◆ **Task set**:
a – In the post on foundationalism vs. coherentism, whose term is "foundationalist filter"?
b – In the records, swap "schematic" for "diagram" in the lines from the one containing "Patent image size: (1171, 963)." up to and including the one containing "The line 24 is at (808, 113).". Give back only those lines, with everything else unchanged.

◆ **Document excerpt**:
[FOM] 23.99 Carat Gold; foundationalism vs. coherentism

Stephen G Simpson simpson at math.psu.edu
Fri Oct 3 20:22:43 EDT 2003


A.P. Hazen Fri, 26 Sep 2003 17:27:24 +1000 writes:

 > (You gotta unnerstand, us analytic philosophers is TRAINED to look
 > for excepshuns to everything-- [...] I treated this as a conceptual
 > claim, that the concept "rigorous proof" was now identified with
 > proof formalizable in ZFC.  And so I pointed out the exception,
 > [...]

Of course I understand that you were, quite properly, noting
exceptions to my claim that the currently widely accepted explication
of mathematical rigor is formal provability in ZFC.  My point was only
that this explication, despite all the exceptions, is not only fairly
compelling, but also basic for much of contemporary f.o.m. research.

------

On another topic, I want to thank you for your two long and
illuminating messages regarding the foundationalism/coherentism
distinction in philosophy.

A.P. Hazen Sun, 28 Sep 2003 15:31:00 +1000 writes:

 > much FoM work seems, if anything, MORE interesting in a more C-ist
 > framework.
 > 	The problem is with the AXIOMS.  What makes it rational to accept
 > an axiom?  [...]

I'm sorry, maybe it's my "foundationalist filter" (Corfield's term) at
work, but I simply don't see coherentism here.  Yes, the axioms of
subject X (mathematics in this case) require justification other than
proof within the deductive framework of subject X, but this is not at
odds with foundationalism.  Indeed, from the viewpoint of strict
foundationalism, it is *impossible* for all the assertions of subject
X to be justified by means of proof within the deductive framework of
subject X.  Otherwise, there would be infinite regress, which would be
absurd.  Thus, the non-deductive justification of axioms is an
essential feature of the foundationalist landscape.

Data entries
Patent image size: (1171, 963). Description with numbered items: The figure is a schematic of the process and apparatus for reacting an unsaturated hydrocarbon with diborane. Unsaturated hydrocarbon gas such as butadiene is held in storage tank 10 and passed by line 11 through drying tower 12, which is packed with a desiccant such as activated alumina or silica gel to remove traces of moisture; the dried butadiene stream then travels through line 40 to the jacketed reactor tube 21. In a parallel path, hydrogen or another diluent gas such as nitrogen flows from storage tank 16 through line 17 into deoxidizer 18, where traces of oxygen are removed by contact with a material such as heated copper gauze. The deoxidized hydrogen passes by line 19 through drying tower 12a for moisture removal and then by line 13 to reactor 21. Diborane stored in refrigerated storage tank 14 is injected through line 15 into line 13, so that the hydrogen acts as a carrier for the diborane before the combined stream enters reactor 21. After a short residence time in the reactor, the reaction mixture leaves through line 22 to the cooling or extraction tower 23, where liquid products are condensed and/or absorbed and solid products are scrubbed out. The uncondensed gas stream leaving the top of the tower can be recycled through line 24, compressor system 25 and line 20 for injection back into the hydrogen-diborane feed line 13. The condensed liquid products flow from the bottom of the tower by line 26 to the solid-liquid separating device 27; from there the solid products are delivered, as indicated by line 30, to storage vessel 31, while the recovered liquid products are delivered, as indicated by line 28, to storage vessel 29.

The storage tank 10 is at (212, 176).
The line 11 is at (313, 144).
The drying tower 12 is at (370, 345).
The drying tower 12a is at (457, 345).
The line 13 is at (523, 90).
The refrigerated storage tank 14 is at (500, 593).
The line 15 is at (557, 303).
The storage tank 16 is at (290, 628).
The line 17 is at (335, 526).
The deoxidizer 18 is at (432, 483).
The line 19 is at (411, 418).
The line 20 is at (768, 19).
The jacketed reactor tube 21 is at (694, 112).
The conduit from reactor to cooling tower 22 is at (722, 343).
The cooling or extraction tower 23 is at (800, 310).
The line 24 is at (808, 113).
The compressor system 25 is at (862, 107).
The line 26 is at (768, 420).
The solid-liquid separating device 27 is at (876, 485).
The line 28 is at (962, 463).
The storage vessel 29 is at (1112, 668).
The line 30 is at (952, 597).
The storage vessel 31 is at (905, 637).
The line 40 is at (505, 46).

* * *

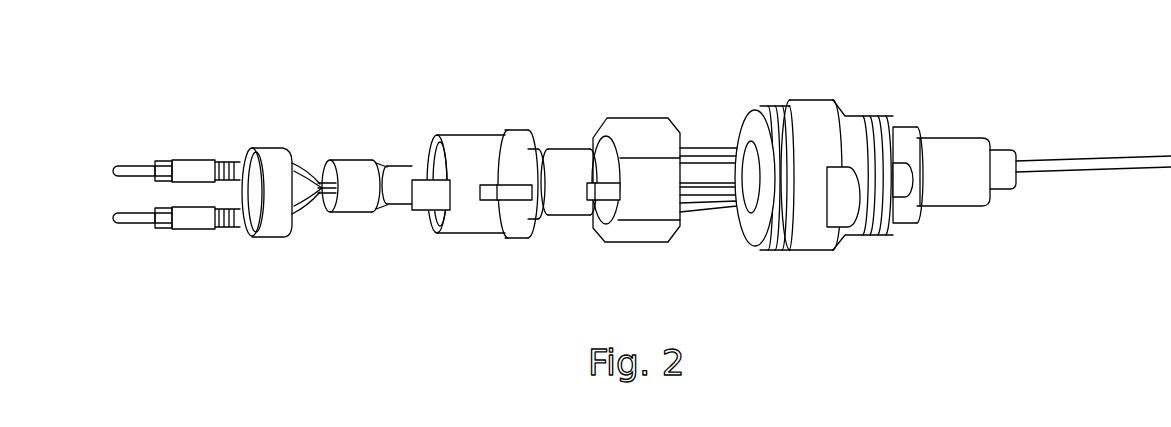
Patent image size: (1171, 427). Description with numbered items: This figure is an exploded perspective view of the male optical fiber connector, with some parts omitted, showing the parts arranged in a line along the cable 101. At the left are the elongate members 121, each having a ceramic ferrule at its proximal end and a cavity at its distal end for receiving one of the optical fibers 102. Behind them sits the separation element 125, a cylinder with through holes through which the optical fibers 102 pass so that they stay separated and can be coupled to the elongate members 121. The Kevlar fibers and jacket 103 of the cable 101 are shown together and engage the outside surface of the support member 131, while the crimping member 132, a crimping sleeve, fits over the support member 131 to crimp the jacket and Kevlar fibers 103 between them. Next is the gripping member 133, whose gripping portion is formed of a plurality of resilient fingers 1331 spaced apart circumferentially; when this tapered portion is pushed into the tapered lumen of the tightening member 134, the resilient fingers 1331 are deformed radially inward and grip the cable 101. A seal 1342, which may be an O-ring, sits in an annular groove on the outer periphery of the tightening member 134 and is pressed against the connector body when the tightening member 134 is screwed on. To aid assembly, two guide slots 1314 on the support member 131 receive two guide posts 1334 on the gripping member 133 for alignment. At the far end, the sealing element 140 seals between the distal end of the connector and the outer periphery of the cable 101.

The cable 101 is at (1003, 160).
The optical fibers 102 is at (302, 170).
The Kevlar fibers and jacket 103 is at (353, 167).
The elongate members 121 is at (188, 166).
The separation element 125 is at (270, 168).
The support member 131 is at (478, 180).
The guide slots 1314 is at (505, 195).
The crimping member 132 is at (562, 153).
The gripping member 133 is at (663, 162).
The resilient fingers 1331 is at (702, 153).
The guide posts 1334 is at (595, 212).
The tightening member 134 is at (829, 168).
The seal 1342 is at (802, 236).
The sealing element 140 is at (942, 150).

◆ **Solutions by task**:
a – Corfield's.

b –
Patent image size: (1171, 963). Description with numbered items: The figure is a diagram of the process and apparatus for reacting an unsaturated hydrocarbon with diborane. Unsaturated hydrocarbon gas such as butadiene is held in storage tank 10 and passed by line 11 through drying tower 12, which is packed with a desiccant such as activated alumina or silica gel to remove traces of moisture; the dried butadiene stream then travels through line 40 to the jacketed reactor tube 21. In a parallel path, hydrogen or another diluent gas such as nitrogen flows from storage tank 16 through line 17 into deoxidizer 18, where traces of oxygen are removed by contact with a material such as heated copper gauze. The deoxidized hydrogen passes by line 19 through drying tower 12a for moisture removal and then by line 13 to reactor 21. Diborane stored in refrigerated storage tank 14 is injected through line 15 into line 13, so that the hydrogen acts as a carrier for the diborane before the combined stream enters reactor 21. After a short residence time in the reactor, the reaction mixture leaves through line 22 to the cooling or extraction tower 23, where liquid products are condensed and/or absorbed and solid products are scrubbed out. The uncondensed gas stream leaving the top of the tower can be recycled through line 24, compressor system 25 and line 20 for injection back into the hydrogen-diborane feed line 13. The condensed liquid products flow from the bottom of the tower by line 26 to the solid-liquid separating device 27; from there the solid products are delivered, as indicated by line 30, to storage vessel 31, while the recovered liquid products are delivered, as indicated by line 28, to storage vessel 29.

The storage tank 10 is at (212, 176).
The line 11 is at (313, 144).
The drying tower 12 is at (370, 345).
The drying tower 12a is at (457, 345).
The line 13 is at (523, 90).
The refrigerated storage tank 14 is at (500, 593).
The line 15 is at (557, 303).
The storage tank 16 is at (290, 628).
The line 17 is at (335, 526).
The deoxidizer 18 is at (432, 483).
The line 19 is at (411, 418).
The line 20 is at (768, 19).
The jacketed reactor tube 21 is at (694, 112).
The conduit from reactor to cooling tower 22 is at (722, 343).
The cooling or extraction tower 23 is at (800, 310).
The line 24 is at (808, 113).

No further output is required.